Stored records:

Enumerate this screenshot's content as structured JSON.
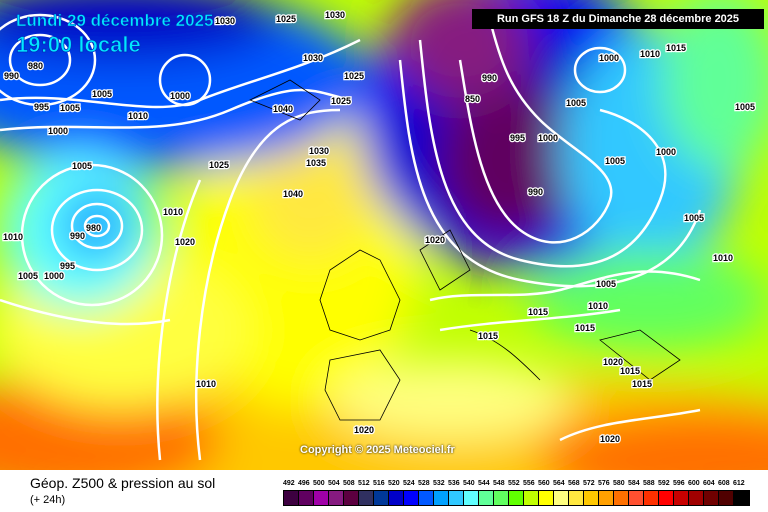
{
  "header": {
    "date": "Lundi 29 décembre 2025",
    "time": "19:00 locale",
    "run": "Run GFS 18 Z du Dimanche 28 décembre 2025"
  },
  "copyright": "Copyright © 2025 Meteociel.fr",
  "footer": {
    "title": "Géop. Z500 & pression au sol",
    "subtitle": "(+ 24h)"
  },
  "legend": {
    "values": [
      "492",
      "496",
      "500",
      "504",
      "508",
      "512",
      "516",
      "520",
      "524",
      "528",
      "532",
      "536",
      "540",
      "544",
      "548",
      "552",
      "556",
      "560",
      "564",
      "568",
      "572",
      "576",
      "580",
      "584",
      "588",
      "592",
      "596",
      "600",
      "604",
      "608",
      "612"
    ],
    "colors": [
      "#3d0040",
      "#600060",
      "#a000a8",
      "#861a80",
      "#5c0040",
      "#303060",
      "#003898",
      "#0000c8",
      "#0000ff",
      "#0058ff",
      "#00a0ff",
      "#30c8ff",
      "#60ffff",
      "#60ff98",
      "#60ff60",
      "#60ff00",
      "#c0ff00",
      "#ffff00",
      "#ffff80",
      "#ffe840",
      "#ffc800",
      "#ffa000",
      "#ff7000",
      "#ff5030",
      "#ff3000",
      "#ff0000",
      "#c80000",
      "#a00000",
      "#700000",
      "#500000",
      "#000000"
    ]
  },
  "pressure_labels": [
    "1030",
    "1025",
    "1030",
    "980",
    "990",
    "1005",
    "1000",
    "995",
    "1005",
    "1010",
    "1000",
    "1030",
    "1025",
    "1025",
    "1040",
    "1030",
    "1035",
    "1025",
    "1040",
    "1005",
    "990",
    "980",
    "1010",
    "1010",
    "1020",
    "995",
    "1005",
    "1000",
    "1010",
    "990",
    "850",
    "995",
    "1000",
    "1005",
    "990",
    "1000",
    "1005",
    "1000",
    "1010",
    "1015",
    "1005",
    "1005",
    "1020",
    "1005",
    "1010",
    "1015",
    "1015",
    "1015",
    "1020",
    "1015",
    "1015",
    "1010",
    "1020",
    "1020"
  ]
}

* WHAT NEEDS TO BE DONE
Return each line of the data that contains the string "décembre".

* RESULT FOR THIS TASK
    "date": "Lundi 29 décembre 2025",
    "run": "Run GFS 18 Z du Dimanche 28 décembre 2025"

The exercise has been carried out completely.